-- INFORMATION SHOWN start --

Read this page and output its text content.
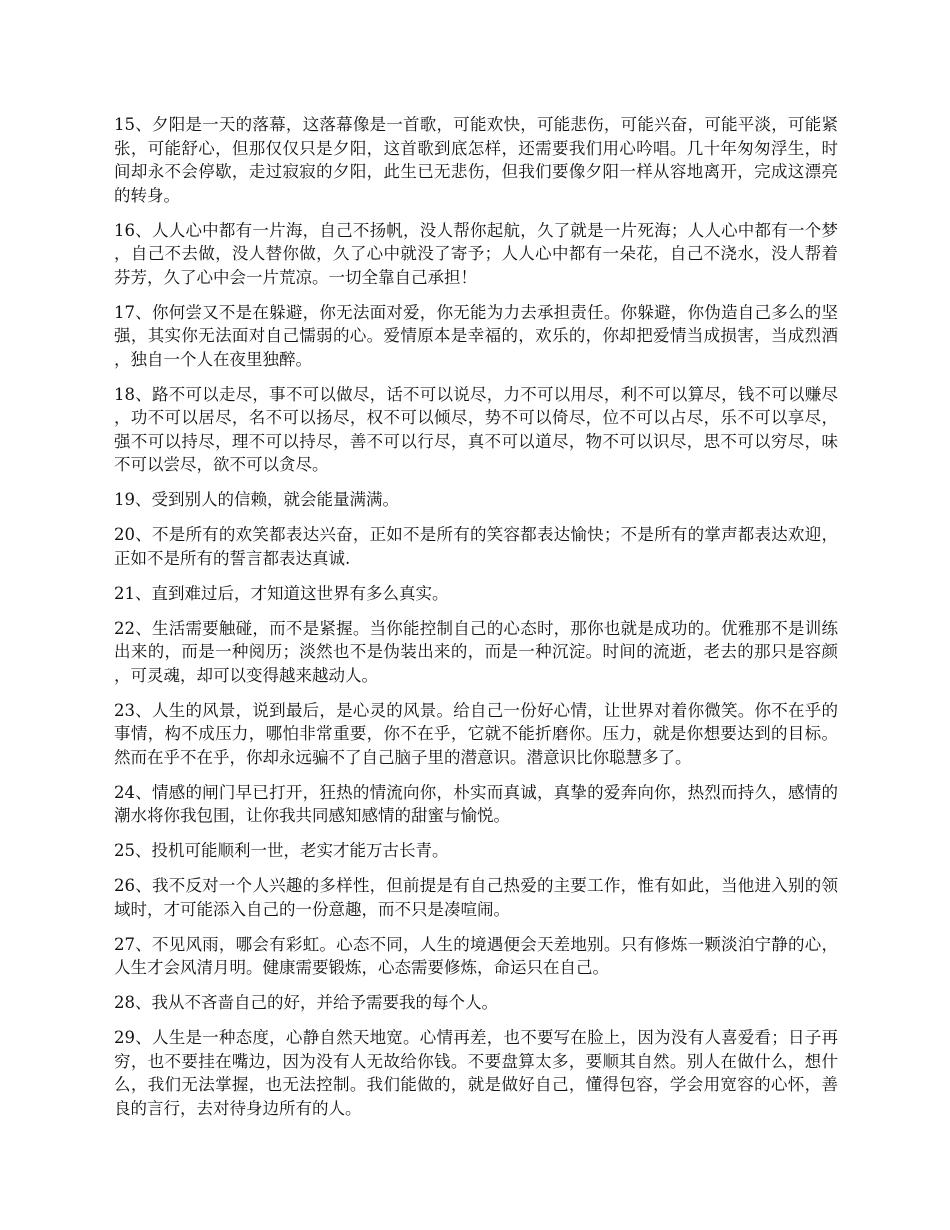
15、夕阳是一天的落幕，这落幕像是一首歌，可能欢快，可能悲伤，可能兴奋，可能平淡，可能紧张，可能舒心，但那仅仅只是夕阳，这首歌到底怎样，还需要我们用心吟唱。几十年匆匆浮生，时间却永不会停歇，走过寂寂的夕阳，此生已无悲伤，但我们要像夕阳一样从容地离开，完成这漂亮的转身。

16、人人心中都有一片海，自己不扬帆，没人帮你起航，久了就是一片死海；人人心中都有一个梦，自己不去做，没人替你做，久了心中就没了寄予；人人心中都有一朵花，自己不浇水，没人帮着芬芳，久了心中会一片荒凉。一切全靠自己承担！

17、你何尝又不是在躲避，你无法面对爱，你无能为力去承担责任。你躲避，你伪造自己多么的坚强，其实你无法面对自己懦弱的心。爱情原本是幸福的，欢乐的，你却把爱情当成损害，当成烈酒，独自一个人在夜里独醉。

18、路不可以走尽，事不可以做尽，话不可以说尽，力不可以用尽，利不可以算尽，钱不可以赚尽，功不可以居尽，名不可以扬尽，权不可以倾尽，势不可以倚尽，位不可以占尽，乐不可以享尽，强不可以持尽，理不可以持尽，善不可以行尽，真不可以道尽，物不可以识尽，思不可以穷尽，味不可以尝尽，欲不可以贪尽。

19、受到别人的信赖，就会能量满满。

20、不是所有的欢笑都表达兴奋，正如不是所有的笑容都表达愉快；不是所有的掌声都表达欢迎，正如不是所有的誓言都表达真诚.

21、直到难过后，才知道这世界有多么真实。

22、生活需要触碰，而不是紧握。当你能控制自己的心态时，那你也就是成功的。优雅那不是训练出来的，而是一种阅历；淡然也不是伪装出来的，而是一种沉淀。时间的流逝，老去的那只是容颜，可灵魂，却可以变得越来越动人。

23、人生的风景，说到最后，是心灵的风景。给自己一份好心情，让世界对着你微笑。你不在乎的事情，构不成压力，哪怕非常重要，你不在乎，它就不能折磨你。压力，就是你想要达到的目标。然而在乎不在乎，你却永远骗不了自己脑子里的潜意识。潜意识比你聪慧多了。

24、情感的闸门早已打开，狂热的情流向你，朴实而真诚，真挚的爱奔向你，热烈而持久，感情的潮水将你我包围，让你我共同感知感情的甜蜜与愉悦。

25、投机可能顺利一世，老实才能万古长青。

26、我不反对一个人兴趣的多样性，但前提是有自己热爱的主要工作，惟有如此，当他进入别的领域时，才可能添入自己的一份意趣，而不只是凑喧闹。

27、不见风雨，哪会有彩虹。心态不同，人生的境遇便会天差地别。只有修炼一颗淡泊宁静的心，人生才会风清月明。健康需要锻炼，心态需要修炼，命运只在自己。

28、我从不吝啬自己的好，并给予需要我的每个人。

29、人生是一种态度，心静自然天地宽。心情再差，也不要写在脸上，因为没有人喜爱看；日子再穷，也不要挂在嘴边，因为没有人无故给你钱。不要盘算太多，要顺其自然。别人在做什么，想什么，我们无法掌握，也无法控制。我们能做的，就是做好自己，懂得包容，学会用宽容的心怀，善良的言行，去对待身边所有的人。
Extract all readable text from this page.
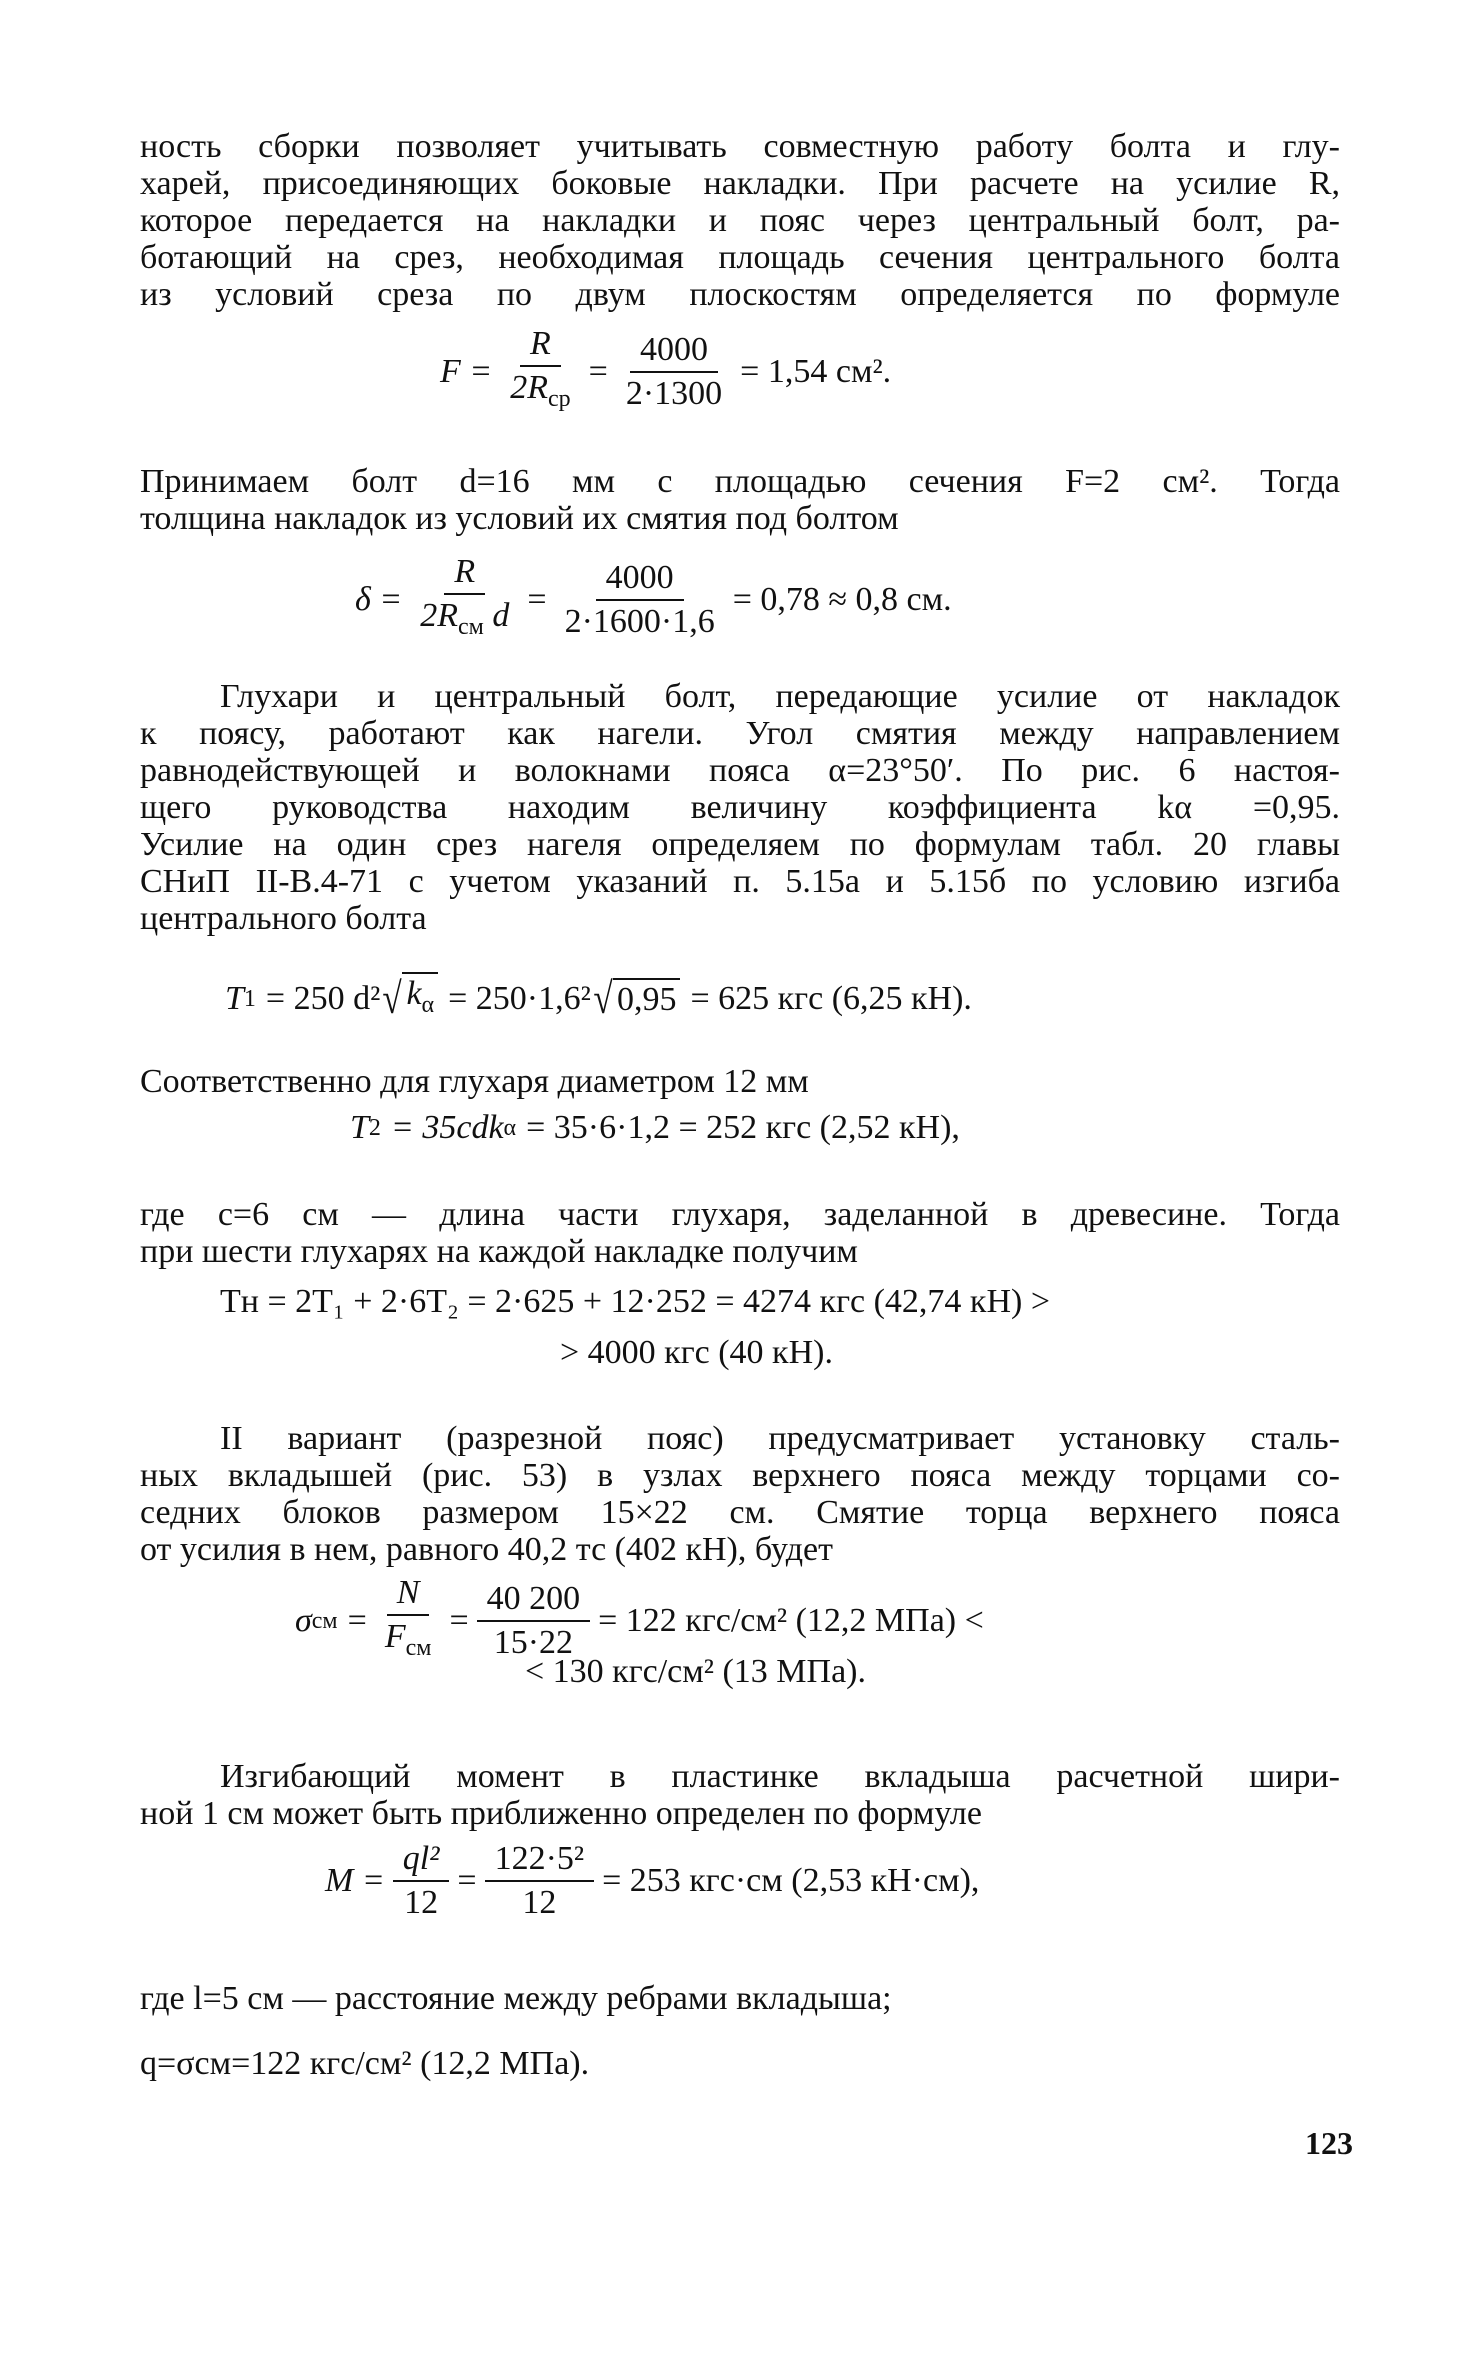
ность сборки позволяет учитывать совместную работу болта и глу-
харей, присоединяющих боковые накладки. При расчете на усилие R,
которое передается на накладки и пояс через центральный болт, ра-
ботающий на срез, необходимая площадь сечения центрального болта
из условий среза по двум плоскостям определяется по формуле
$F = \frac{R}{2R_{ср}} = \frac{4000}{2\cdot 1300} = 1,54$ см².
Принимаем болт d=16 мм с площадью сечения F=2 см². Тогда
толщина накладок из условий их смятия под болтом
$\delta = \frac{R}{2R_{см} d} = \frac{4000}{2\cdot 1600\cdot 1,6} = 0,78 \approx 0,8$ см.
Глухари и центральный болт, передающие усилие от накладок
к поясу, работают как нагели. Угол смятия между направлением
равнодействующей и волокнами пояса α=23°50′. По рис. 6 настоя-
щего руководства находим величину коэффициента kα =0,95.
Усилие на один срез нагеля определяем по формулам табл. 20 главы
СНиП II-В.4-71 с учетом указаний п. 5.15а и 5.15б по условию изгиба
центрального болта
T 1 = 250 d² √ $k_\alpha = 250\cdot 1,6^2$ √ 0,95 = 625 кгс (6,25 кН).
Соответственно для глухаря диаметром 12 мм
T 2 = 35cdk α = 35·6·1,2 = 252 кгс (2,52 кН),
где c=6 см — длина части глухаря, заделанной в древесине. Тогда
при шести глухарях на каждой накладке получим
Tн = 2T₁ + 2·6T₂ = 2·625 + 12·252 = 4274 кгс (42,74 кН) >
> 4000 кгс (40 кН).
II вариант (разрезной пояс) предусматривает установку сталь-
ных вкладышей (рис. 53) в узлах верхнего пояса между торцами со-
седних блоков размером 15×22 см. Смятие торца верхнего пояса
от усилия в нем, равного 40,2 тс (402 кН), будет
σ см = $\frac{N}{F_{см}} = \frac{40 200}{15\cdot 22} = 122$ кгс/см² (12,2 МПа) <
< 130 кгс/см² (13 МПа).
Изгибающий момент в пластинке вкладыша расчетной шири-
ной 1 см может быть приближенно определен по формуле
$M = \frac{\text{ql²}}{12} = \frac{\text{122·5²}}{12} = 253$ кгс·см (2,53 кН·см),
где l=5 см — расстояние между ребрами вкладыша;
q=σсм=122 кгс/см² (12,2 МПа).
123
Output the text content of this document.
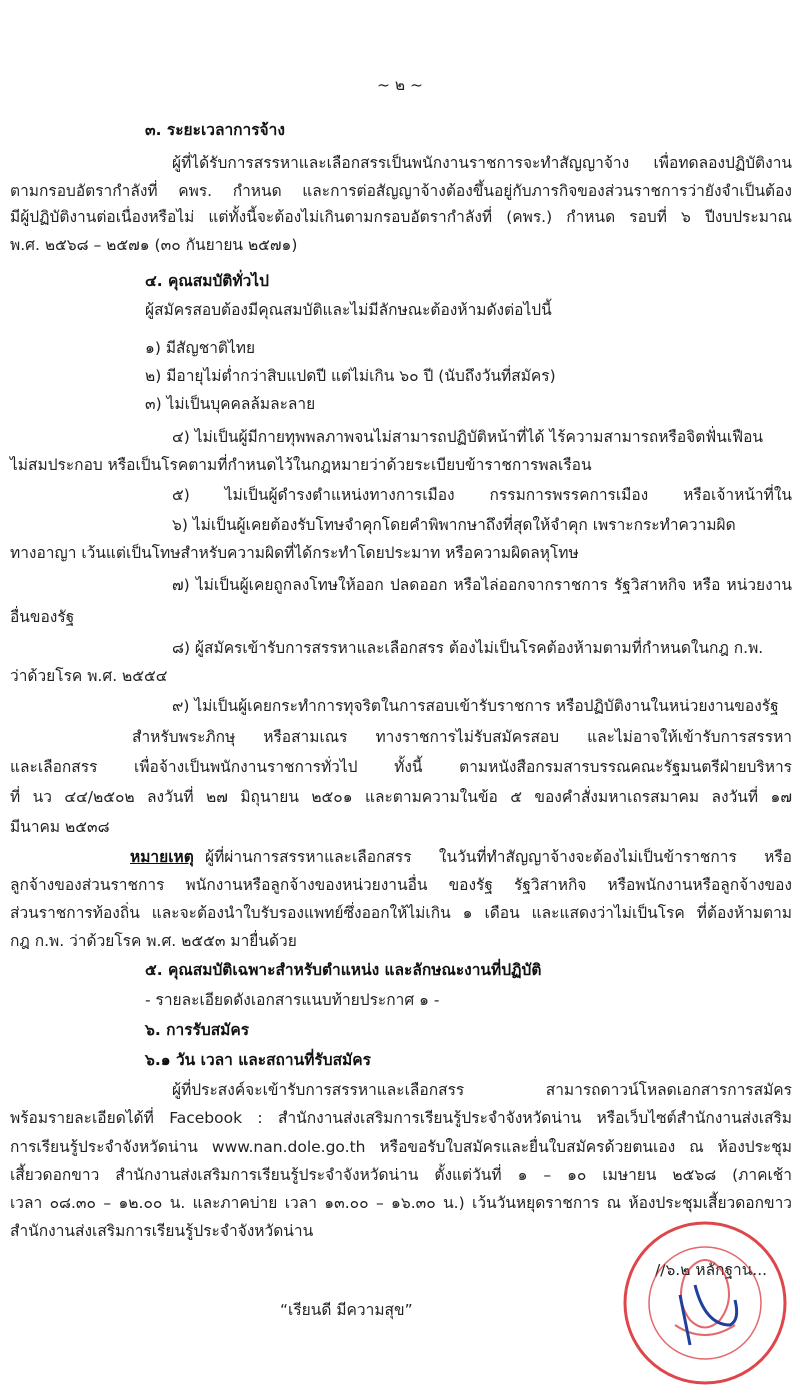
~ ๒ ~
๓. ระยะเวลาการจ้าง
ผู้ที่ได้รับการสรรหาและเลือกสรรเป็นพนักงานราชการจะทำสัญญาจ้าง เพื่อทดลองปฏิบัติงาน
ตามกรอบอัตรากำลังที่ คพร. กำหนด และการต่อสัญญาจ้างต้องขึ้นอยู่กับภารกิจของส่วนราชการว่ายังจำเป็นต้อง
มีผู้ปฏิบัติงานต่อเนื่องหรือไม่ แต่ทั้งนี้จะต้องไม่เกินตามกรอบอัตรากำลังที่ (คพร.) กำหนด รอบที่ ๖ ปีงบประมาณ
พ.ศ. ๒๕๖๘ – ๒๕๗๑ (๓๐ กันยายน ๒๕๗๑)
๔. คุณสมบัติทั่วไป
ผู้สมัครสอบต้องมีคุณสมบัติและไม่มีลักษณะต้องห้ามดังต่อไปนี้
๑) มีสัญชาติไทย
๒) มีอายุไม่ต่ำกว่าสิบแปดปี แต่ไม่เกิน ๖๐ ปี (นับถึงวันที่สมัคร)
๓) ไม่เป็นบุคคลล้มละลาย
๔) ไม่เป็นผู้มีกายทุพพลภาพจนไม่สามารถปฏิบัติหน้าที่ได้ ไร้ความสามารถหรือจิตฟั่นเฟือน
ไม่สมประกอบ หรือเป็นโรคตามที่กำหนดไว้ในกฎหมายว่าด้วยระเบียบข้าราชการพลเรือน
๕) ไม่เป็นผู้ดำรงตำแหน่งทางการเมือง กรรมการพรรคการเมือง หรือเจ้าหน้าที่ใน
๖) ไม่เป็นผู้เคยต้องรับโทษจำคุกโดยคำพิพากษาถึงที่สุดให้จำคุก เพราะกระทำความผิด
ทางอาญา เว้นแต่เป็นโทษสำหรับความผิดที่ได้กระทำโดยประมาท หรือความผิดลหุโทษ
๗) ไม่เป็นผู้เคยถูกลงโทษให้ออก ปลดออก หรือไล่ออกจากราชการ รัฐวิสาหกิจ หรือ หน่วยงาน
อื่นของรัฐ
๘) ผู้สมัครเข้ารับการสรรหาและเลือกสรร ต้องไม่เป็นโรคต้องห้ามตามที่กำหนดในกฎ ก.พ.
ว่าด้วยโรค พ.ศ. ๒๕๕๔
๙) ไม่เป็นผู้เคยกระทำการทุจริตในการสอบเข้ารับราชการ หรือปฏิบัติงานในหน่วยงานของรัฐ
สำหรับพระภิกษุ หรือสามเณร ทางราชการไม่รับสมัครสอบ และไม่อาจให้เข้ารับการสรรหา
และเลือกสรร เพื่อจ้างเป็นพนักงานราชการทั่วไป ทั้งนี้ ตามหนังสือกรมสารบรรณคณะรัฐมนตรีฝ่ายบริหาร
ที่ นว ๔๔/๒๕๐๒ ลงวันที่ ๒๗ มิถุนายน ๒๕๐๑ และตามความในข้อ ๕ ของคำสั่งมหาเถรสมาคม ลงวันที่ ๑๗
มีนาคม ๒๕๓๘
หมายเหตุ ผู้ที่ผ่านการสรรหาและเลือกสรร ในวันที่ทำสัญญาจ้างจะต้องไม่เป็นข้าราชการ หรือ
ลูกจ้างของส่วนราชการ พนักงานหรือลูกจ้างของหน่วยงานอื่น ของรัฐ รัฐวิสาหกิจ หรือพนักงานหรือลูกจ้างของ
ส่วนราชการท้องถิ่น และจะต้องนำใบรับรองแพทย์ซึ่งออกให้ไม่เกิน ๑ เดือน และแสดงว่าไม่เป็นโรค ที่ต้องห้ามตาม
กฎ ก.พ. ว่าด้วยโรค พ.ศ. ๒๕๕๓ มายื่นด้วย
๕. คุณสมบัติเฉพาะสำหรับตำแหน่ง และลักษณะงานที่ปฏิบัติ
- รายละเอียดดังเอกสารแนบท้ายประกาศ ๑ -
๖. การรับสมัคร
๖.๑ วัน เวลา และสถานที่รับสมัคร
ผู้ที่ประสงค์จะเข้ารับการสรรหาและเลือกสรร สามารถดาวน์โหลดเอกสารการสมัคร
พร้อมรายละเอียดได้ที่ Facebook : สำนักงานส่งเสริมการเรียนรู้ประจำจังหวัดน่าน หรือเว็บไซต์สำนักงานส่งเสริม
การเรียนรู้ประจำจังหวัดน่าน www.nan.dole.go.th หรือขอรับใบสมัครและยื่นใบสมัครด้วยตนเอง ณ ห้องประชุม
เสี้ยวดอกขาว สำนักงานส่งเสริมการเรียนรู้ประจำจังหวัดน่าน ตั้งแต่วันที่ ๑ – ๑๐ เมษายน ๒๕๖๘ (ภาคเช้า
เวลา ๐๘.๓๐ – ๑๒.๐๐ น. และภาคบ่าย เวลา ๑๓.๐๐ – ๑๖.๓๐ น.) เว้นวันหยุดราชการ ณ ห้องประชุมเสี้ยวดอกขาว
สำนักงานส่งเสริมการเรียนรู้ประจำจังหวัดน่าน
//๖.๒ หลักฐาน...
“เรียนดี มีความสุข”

-- INFORMATION SHOWN end --

__SET TASK__: In the lines above, locate the string "ประจำจ". Copy every line where it occurs.

__FULL RESPONSE__:
พร้อมรายละเอียดได้ที่ Facebook : สำนักงานส่งเสริมการเรียนรู้ประจำจังหวัดน่าน หรือเว็บไซต์สำนักงานส่งเสริม
การเรียนรู้ประจำจังหวัดน่าน www.nan.dole.go.th หรือขอรับใบสมัครและยื่นใบสมัครด้วยตนเอง ณ ห้องประชุม
เสี้ยวดอกขาว สำนักงานส่งเสริมการเรียนรู้ประจำจังหวัดน่าน ตั้งแต่วันที่ ๑ – ๑๐ เมษายน ๒๕๖๘ (ภาคเช้า
สำนักงานส่งเสริมการเรียนรู้ประจำจังหวัดน่าน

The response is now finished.